**Task directions:** Without the pictures, write out all the lines below exactly as they appear.

=== Given records ===

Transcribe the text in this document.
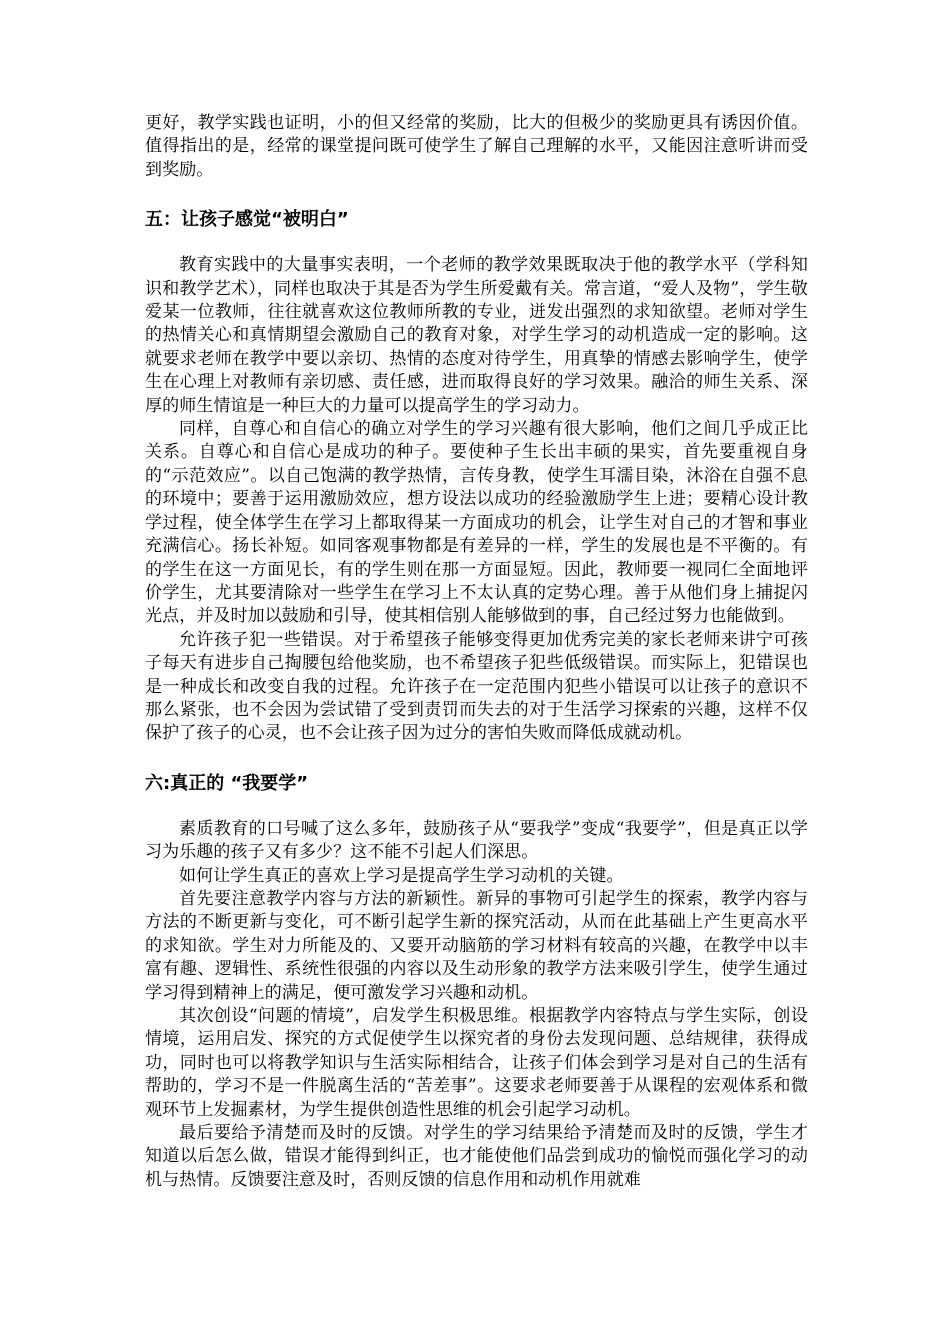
更好，教学实践也证明，小的但又经常的奖励，比大的但极少的奖励更具有诱因价值。值得指出的是，经常的课堂提问既可使学生了解自己理解的水平，又能因注意听讲而受到奖励。

五：让孩子感觉“被明白”

教育实践中的大量事实表明，一个老师的教学效果既取决于他的教学水平（学科知识和教学艺术），同样也取决于其是否为学生所爱戴有关。常言道，“爱人及物”，学生敬爱某一位教师，往往就喜欢这位教师所教的专业，迸发出强烈的求知欲望。老师对学生的热情关心和真情期望会激励自己的教育对象，对学生学习的动机造成一定的影响。这就要求老师在教学中要以亲切、热情的态度对待学生，用真挚的情感去影响学生，使学生在心理上对教师有亲切感、责任感，进而取得良好的学习效果。融洽的师生关系、深厚的师生情谊是一种巨大的力量可以提高学生的学习动力。

同样，自尊心和自信心的确立对学生的学习兴趣有很大影响，他们之间几乎成正比关系。自尊心和自信心是成功的种子。要使种子生长出丰硕的果实，首先要重视自身的“示范效应”。以自己饱满的教学热情，言传身教，使学生耳濡目染，沐浴在自强不息的环境中；要善于运用激励效应，想方设法以成功的经验激励学生上进；要精心设计教学过程，使全体学生在学习上都取得某一方面成功的机会，让学生对自己的才智和事业充满信心。扬长补短。如同客观事物都是有差异的一样，学生的发展也是不平衡的。有的学生在这一方面见长，有的学生则在那一方面显短。因此，教师要一视同仁全面地评价学生，尤其要清除对一些学生在学习上不太认真的定势心理。善于从他们身上捕捉闪光点，并及时加以鼓励和引导，使其相信别人能够做到的事，自己经过努力也能做到。

允许孩子犯一些错误。对于希望孩子能够变得更加优秀完美的家长老师来讲宁可孩子每天有进步自己掏腰包给他奖励，也不希望孩子犯些低级错误。而实际上，犯错误也是一种成长和改变自我的过程。允许孩子在一定范围内犯些小错误可以让孩子的意识不那么紧张，也不会因为尝试错了受到责罚而失去的对于生活学习探索的兴趣，这样不仅保护了孩子的心灵，也不会让孩子因为过分的害怕失败而降低成就动机。

六:真正的 “我要学”

素质教育的口号喊了这么多年，鼓励孩子从“要我学”变成“我要学”，但是真正以学习为乐趣的孩子又有多少？这不能不引起人们深思。

如何让学生真正的喜欢上学习是提高学生学习动机的关键。

首先要注意教学内容与方法的新颖性。新异的事物可引起学生的探索，教学内容与方法的不断更新与变化，可不断引起学生新的探究活动，从而在此基础上产生更高水平的求知欲。学生对力所能及的、又要开动脑筋的学习材料有较高的兴趣，在教学中以丰富有趣、逻辑性、系统性很强的内容以及生动形象的教学方法来吸引学生，使学生通过学习得到精神上的满足，便可激发学习兴趣和动机。

其次创设“问题的情境”，启发学生积极思维。根据教学内容特点与学生实际，创设情境，运用启发、探究的方式促使学生以探究者的身份去发现问题、总结规律，获得成功，同时也可以将教学知识与生活实际相结合，让孩子们体会到学习是对自己的生活有帮助的，学习不是一件脱离生活的“苦差事”。这要求老师要善于从课程的宏观体系和微观环节上发掘素材，为学生提供创造性思维的机会引起学习动机。

最后要给予清楚而及时的反馈。对学生的学习结果给予清楚而及时的反馈，学生才知道以后怎么做，错误才能得到纠正，也才能使他们品尝到成功的愉悦而强化学习的动机与热情。反馈要注意及时，否则反馈的信息作用和动机作用就难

===

**Exercise output:**
Transcribe the text in this document.
更好，教学实践也证明，小的但又经常的奖励，比大的但极少的奖励更具有诱因价值。值得指出的是，经常的课堂提问既可使学生了解自己理解的水平，又能因注意听讲而受到奖励。

五：让孩子感觉“被明白”

教育实践中的大量事实表明，一个老师的教学效果既取决于他的教学水平（学科知识和教学艺术），同样也取决于其是否为学生所爱戴有关。常言道，“爱人及物”，学生敬爱某一位教师，往往就喜欢这位教师所教的专业，迸发出强烈的求知欲望。老师对学生的热情关心和真情期望会激励自己的教育对象，对学生学习的动机造成一定的影响。这就要求老师在教学中要以亲切、热情的态度对待学生，用真挚的情感去影响学生，使学生在心理上对教师有亲切感、责任感，进而取得良好的学习效果。融洽的师生关系、深厚的师生情谊是一种巨大的力量可以提高学生的学习动力。

同样，自尊心和自信心的确立对学生的学习兴趣有很大影响，他们之间几乎成正比关系。自尊心和自信心是成功的种子。要使种子生长出丰硕的果实，首先要重视自身的“示范效应”。以自己饱满的教学热情，言传身教，使学生耳濡目染，沐浴在自强不息的环境中；要善于运用激励效应，想方设法以成功的经验激励学生上进；要精心设计教学过程，使全体学生在学习上都取得某一方面成功的机会，让学生对自己的才智和事业充满信心。扬长补短。如同客观事物都是有差异的一样，学生的发展也是不平衡的。有的学生在这一方面见长，有的学生则在那一方面显短。因此，教师要一视同仁全面地评价学生，尤其要清除对一些学生在学习上不太认真的定势心理。善于从他们身上捕捉闪光点，并及时加以鼓励和引导，使其相信别人能够做到的事，自己经过努力也能做到。

允许孩子犯一些错误。对于希望孩子能够变得更加优秀完美的家长老师来讲宁可孩子每天有进步自己掏腰包给他奖励，也不希望孩子犯些低级错误。而实际上，犯错误也是一种成长和改变自我的过程。允许孩子在一定范围内犯些小错误可以让孩子的意识不那么紧张，也不会因为尝试错了受到责罚而失去的对于生活学习探索的兴趣，这样不仅保护了孩子的心灵，也不会让孩子因为过分的害怕失败而降低成就动机。

六:真正的 “我要学”

素质教育的口号喊了这么多年，鼓励孩子从“要我学”变成“我要学”，但是真正以学习为乐趣的孩子又有多少？这不能不引起人们深思。

如何让学生真正的喜欢上学习是提高学生学习动机的关键。

首先要注意教学内容与方法的新颖性。新异的事物可引起学生的探索，教学内容与方法的不断更新与变化，可不断引起学生新的探究活动，从而在此基础上产生更高水平的求知欲。学生对力所能及的、又要开动脑筋的学习材料有较高的兴趣，在教学中以丰富有趣、逻辑性、系统性很强的内容以及生动形象的教学方法来吸引学生，使学生通过学习得到精神上的满足，便可激发学习兴趣和动机。

其次创设“问题的情境”，启发学生积极思维。根据教学内容特点与学生实际，创设情境，运用启发、探究的方式促使学生以探究者的身份去发现问题、总结规律，获得成功，同时也可以将教学知识与生活实际相结合，让孩子们体会到学习是对自己的生活有帮助的，学习不是一件脱离生活的“苦差事”。这要求老师要善于从课程的宏观体系和微观环节上发掘素材，为学生提供创造性思维的机会引起学习动机。

最后要给予清楚而及时的反馈。对学生的学习结果给予清楚而及时的反馈，学生才知道以后怎么做，错误才能得到纠正，也才能使他们品尝到成功的愉悦而强化学习的动机与热情。反馈要注意及时，否则反馈的信息作用和动机作用就难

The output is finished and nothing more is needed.